Transcribe the material verbatim in full; the pictures do not belong in the copy.

EXERCISE INPUTS:
|---|
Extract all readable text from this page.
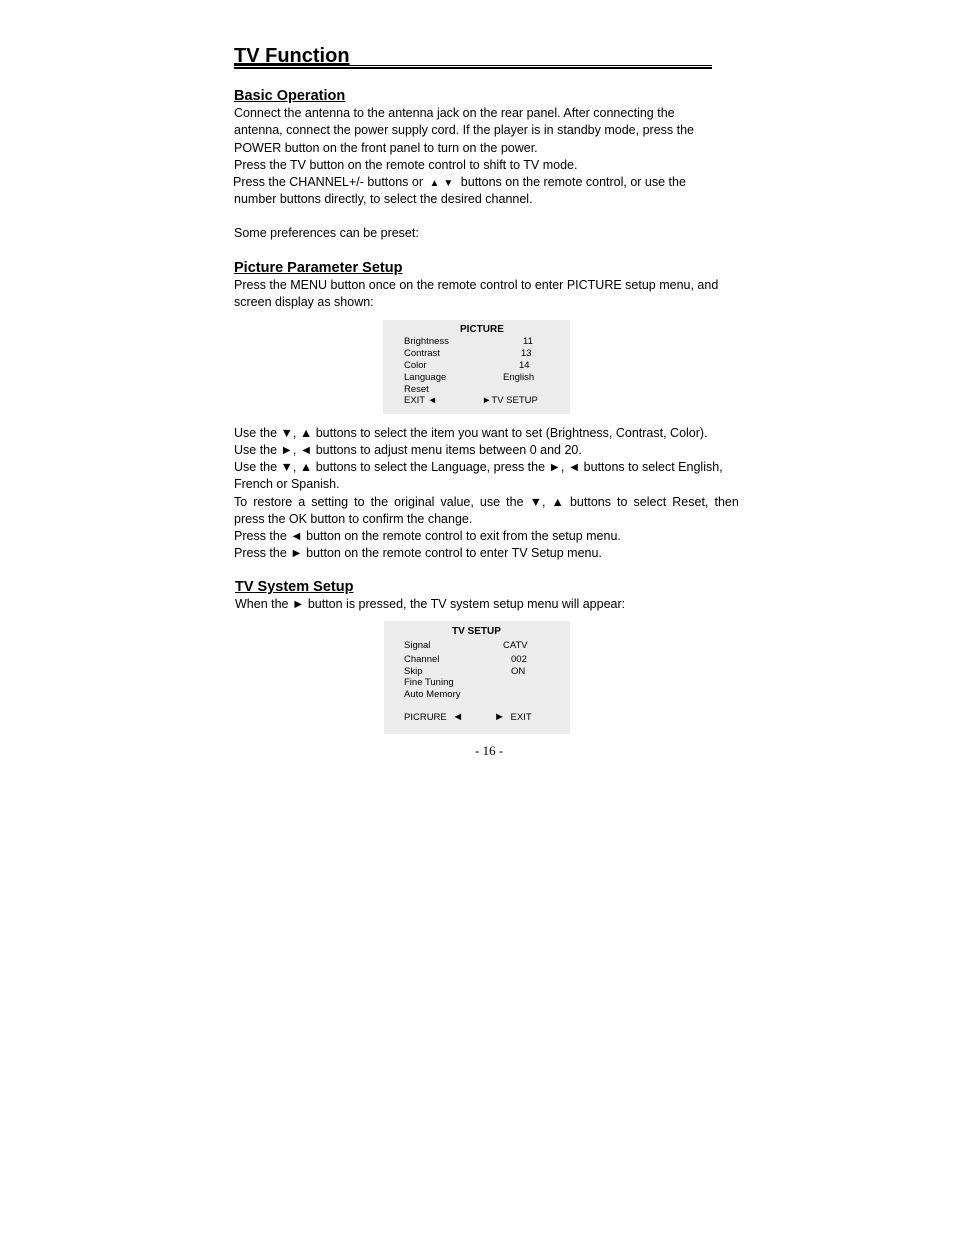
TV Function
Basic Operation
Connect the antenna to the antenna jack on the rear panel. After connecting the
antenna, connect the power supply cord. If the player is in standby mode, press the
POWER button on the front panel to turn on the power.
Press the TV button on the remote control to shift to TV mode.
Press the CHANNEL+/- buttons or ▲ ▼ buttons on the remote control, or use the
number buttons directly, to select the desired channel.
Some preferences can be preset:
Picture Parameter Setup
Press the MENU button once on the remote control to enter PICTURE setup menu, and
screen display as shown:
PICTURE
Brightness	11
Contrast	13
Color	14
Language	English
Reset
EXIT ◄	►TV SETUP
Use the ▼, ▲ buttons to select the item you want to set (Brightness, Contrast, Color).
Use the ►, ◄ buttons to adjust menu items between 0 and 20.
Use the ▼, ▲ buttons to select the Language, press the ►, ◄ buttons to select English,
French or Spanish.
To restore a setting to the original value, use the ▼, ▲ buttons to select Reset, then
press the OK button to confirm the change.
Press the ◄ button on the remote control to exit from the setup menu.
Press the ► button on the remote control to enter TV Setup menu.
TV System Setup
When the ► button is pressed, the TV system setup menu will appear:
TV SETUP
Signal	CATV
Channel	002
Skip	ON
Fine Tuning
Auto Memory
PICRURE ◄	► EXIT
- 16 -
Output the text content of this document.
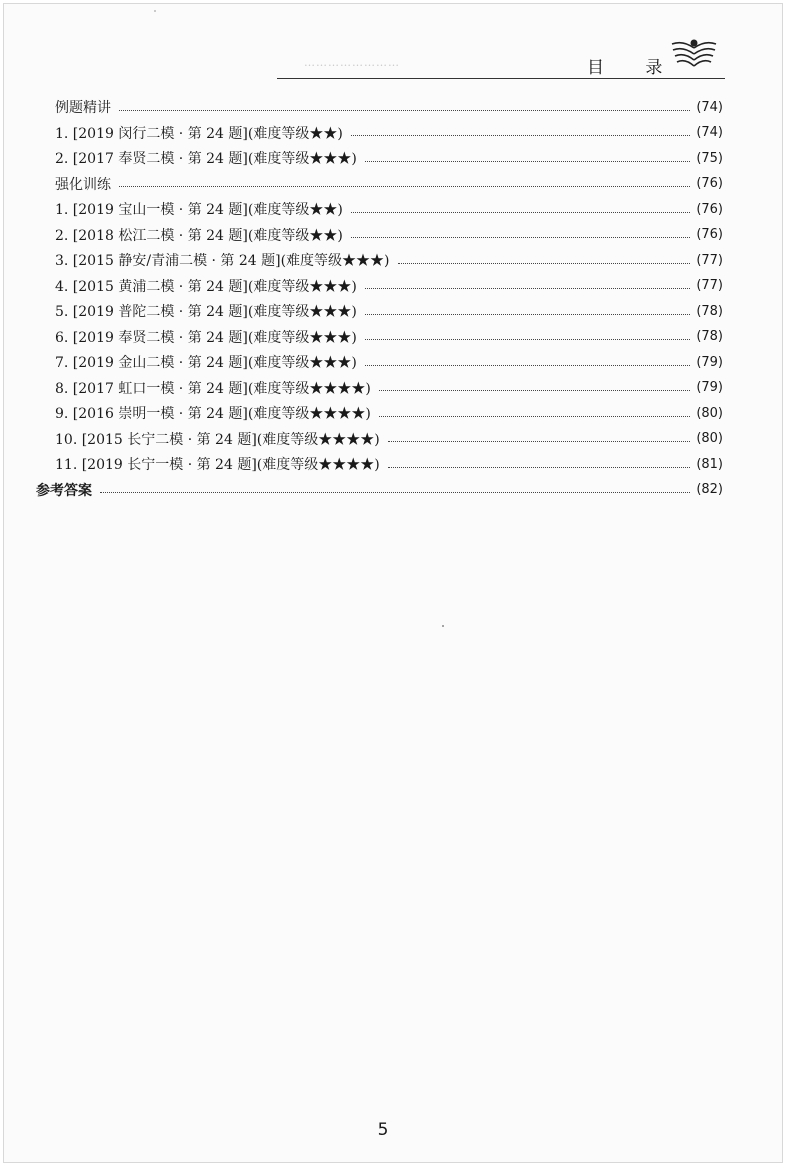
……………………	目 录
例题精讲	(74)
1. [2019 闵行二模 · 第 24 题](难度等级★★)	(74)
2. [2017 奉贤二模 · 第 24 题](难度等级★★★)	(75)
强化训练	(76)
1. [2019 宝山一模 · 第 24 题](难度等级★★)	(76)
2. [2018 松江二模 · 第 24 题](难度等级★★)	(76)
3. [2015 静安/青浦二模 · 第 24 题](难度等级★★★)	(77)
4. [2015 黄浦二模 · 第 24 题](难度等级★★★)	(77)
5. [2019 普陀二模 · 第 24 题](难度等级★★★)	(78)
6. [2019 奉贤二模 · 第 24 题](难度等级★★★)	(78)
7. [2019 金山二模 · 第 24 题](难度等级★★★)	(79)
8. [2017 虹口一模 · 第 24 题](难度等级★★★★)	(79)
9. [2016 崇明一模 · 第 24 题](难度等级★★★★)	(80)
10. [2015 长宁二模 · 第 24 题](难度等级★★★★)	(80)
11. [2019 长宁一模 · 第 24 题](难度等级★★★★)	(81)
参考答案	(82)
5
|---|
FULL SOLUTION:
Extract all readable text from this page.
TV Function
Basic Operation
Connect the antenna to the antenna jack on the rear panel. After connecting the
antenna, connect the power supply cord. If the player is in standby mode, press the
POWER button on the front panel to turn on the power.
Press the TV button on the remote control to shift to TV mode.
Press the CHANNEL+/- buttons or ▲ ▼ buttons on the remote control, or use the
number buttons directly, to select the desired channel.
Some preferences can be preset:
Picture Parameter Setup
Press the MENU button once on the remote control to enter PICTURE setup menu, and
screen display as shown:
PICTURE
Brightness	11
Contrast	13
Color	14
Language	English
Reset
EXIT ◄	►TV SETUP
Use the ▼, ▲ buttons to select the item you want to set (Brightness, Contrast, Color).
Use the ►, ◄ buttons to adjust menu items between 0 and 20.
Use the ▼, ▲ buttons to select the Language, press the ►, ◄ buttons to select English,
French or Spanish.
To restore a setting to the original value, use the ▼, ▲ buttons to select Reset, then
press the OK button to confirm the change.
Press the ◄ button on the remote control to exit from the setup menu.
Press the ► button on the remote control to enter TV Setup menu.
TV System Setup
When the ► button is pressed, the TV system setup menu will appear:
TV SETUP
Signal	CATV
Channel	002
Skip	ON
Fine Tuning
Auto Memory
PICRURE ◄	► EXIT
- 16 -
Output the text content of this document.
……………………	目 录
例题精讲	(74)
1. [2019 闵行二模 · 第 24 题](难度等级★★)	(74)
2. [2017 奉贤二模 · 第 24 题](难度等级★★★)	(75)
强化训练	(76)
1. [2019 宝山一模 · 第 24 题](难度等级★★)	(76)
2. [2018 松江二模 · 第 24 题](难度等级★★)	(76)
3. [2015 静安/青浦二模 · 第 24 题](难度等级★★★)	(77)
4. [2015 黄浦二模 · 第 24 题](难度等级★★★)	(77)
5. [2019 普陀二模 · 第 24 题](难度等级★★★)	(78)
6. [2019 奉贤二模 · 第 24 题](难度等级★★★)	(78)
7. [2019 金山二模 · 第 24 题](难度等级★★★)	(79)
8. [2017 虹口一模 · 第 24 题](难度等级★★★★)	(79)
9. [2016 崇明一模 · 第 24 题](难度等级★★★★)	(80)
10. [2015 长宁二模 · 第 24 题](难度等级★★★★)	(80)
11. [2019 长宁一模 · 第 24 题](难度等级★★★★)	(81)
参考答案	(82)
5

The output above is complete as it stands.